> [Fragmento de texto]
☆ ☆ ☆ ☆ ☆ ☆ ☆
Toleramos poco el error: eso no se puede fallar, cómo no te das cuenta, es imperdonable... Y así, un día tras otro. Hay quien califica a los errores de "infantiles", suponiendo, no sé a qué mundo pertenecen, que los niños fallan y los adultos no.
Hace algunos meses ocupaba plaza de delegado en el banquillo local, y mi equipo ganaba 2-1. El contrario se lo jugaba todo, apretaba, y el empate estaba al caer, pero en una contra, en el minuto 87, marcamos el tercero. Los juveniles rivales maldecían su suerte con palabrotas irrepetibles y alguno se fue al suelo, completamente desolado. A segunda.
Escuché la voz del entrenador que salía del otro banquillo, la misma voz que llevaba una hora corrigiendo, animando...
-"¡hay que estar ahí!", gritó.
Nada de lugares comunes, como vamos chavales, que queda tiempo (no quedaba tiempo), hay que pelear hasta el final, y cosas así, no. Invitaba a estar ahí, a mirar el fracaso a la cara, a sentirlo. Alguien diferente, pensé.
☆ ☆ ☆ ☆ ☆ ☆ ☆
Elementos de un conjunto de datos:

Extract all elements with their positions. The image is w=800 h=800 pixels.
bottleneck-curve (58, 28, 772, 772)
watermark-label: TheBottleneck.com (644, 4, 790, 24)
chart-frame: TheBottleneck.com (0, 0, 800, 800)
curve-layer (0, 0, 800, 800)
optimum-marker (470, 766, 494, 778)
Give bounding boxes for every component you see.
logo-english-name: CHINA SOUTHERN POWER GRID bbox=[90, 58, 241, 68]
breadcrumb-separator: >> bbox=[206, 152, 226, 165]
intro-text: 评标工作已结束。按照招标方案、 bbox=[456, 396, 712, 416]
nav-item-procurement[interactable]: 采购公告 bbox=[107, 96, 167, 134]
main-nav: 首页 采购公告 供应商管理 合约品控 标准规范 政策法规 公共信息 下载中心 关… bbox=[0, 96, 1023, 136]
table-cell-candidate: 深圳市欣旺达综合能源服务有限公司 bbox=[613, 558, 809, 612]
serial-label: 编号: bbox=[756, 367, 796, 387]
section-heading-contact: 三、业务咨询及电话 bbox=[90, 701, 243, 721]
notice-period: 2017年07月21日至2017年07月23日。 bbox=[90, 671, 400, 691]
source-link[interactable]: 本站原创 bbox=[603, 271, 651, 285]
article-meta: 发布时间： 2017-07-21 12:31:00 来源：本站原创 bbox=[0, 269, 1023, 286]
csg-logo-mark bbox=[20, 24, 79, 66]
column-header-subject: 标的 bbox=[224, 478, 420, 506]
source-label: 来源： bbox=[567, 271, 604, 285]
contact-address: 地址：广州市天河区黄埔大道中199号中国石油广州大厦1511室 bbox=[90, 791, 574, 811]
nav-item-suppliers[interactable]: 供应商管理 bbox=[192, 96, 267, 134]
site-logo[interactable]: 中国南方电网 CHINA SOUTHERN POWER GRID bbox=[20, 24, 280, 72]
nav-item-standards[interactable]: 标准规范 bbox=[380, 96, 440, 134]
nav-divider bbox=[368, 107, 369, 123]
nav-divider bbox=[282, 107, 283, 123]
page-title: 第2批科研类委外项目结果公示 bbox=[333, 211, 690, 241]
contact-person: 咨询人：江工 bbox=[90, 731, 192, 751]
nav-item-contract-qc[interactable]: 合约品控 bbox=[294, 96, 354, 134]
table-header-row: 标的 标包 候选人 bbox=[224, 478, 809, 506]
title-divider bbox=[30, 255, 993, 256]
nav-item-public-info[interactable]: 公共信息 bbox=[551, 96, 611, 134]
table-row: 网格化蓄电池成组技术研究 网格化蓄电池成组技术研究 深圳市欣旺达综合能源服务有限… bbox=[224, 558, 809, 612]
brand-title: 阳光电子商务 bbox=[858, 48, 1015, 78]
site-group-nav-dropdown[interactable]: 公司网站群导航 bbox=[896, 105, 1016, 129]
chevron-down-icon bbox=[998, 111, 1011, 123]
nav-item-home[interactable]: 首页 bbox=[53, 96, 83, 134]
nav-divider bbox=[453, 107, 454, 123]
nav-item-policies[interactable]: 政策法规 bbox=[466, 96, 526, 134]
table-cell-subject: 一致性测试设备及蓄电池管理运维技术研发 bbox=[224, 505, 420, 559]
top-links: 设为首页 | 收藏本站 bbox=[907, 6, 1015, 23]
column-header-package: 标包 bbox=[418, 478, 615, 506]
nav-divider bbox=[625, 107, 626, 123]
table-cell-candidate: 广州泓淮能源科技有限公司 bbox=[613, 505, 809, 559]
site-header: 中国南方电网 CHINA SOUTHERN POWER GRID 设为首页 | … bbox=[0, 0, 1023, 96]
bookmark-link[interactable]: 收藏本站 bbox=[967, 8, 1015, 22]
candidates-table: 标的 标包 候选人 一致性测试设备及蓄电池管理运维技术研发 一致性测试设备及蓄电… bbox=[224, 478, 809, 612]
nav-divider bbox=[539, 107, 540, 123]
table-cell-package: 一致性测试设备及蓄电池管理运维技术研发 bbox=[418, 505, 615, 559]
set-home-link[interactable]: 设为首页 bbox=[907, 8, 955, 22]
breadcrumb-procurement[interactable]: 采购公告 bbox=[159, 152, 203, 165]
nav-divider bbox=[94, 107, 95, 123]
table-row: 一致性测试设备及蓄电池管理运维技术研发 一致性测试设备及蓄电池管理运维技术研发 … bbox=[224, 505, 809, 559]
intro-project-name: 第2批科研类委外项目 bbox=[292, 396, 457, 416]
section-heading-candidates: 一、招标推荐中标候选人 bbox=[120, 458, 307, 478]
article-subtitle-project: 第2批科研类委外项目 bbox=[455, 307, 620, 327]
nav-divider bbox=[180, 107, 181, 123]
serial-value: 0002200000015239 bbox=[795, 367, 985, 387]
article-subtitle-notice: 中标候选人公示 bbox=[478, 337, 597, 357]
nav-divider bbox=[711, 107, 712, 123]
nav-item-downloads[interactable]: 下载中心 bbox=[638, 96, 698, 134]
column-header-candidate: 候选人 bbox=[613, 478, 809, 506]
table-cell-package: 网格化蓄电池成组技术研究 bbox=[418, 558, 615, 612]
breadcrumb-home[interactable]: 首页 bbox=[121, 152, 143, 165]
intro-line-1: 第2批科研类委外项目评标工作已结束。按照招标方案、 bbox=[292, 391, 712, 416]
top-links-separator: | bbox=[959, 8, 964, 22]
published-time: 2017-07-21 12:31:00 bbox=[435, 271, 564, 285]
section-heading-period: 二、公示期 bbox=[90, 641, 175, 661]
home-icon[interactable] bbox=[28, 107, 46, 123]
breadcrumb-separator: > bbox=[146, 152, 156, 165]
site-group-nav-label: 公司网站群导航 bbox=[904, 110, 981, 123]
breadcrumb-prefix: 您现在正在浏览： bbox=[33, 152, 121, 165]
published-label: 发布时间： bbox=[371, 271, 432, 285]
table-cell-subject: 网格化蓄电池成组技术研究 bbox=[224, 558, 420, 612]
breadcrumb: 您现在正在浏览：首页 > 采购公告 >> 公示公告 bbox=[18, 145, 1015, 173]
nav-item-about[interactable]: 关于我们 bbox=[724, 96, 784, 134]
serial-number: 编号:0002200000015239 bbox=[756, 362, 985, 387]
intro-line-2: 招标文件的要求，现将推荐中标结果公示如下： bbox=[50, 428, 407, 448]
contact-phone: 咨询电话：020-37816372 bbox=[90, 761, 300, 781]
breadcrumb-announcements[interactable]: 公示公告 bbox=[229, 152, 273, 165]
☆ ☆ ☆ ☆ ☆ ☆ ☆
> [Tareas propuestas]
- a) Transcribe completo y sin cambios el fragmento sobre la poca tolerancia al error.
- b) Reproduce palabra por palabra los registros desde su primera línea hasta la línea que contiene "section-heading-contact: 三、业务咨询及电话 bbox=[90, 701, 243, 721]", ambas incluidas, y nada más.
El fragmento y los registros no guardan ninguna relación entre sí.

> [Respuestas]
- a)
Toleramos poco el error: eso no se puede fallar, cómo no te das cuenta, es imperdonable... Y así, un día tras otro. Hay quien califica a los errores de "infantiles", suponiendo, no sé a qué mundo pertenecen, que los niños fallan y los adultos no.
Hace algunos meses ocupaba plaza de delegado en el banquillo local, y mi equipo ganaba 2-1. El contrario se lo jugaba todo, apretaba, y el empate estaba al caer, pero en una contra, en el minuto 87, marcamos el tercero. Los juveniles rivales maldecían su suerte con palabrotas irrepetibles y alguno se fue al suelo, completamente desolado. A segunda.
Escuché la voz del entrenador que salía del otro banquillo, la misma voz que llevaba una hora corrigiendo, animando...
-"¡hay que estar ahí!", gritó.
Nada de lugares comunes, como vamos chavales, que queda tiempo (no quedaba tiempo), hay que pelear hasta el final, y cosas así, no. Invitaba a estar ahí, a mirar el fracaso a la cara, a sentirlo. Alguien diferente, pensé.

- b)
Extract all elements with their positions. The image is w=800 h=800 pixels.
bottleneck-curve (58, 28, 772, 772)
watermark-label: TheBottleneck.com (644, 4, 790, 24)
chart-frame: TheBottleneck.com (0, 0, 800, 800)
curve-layer (0, 0, 800, 800)
optimum-marker (470, 766, 494, 778)
Give bounding boxes for every component you see.
logo-english-name: CHINA SOUTHERN POWER GRID bbox=[90, 58, 241, 68]
breadcrumb-separator: >> bbox=[206, 152, 226, 165]
intro-text: 评标工作已结束。按照招标方案、 bbox=[456, 396, 712, 416]
nav-item-procurement[interactable]: 采购公告 bbox=[107, 96, 167, 134]
main-nav: 首页 采购公告 供应商管理 合约品控 标准规范 政策法规 公共信息 下载中心 关… bbox=[0, 96, 1023, 136]
table-cell-candidate: 深圳市欣旺达综合能源服务有限公司 bbox=[613, 558, 809, 612]
serial-label: 编号: bbox=[756, 367, 796, 387]
section-heading-contact: 三、业务咨询及电话 bbox=[90, 701, 243, 721]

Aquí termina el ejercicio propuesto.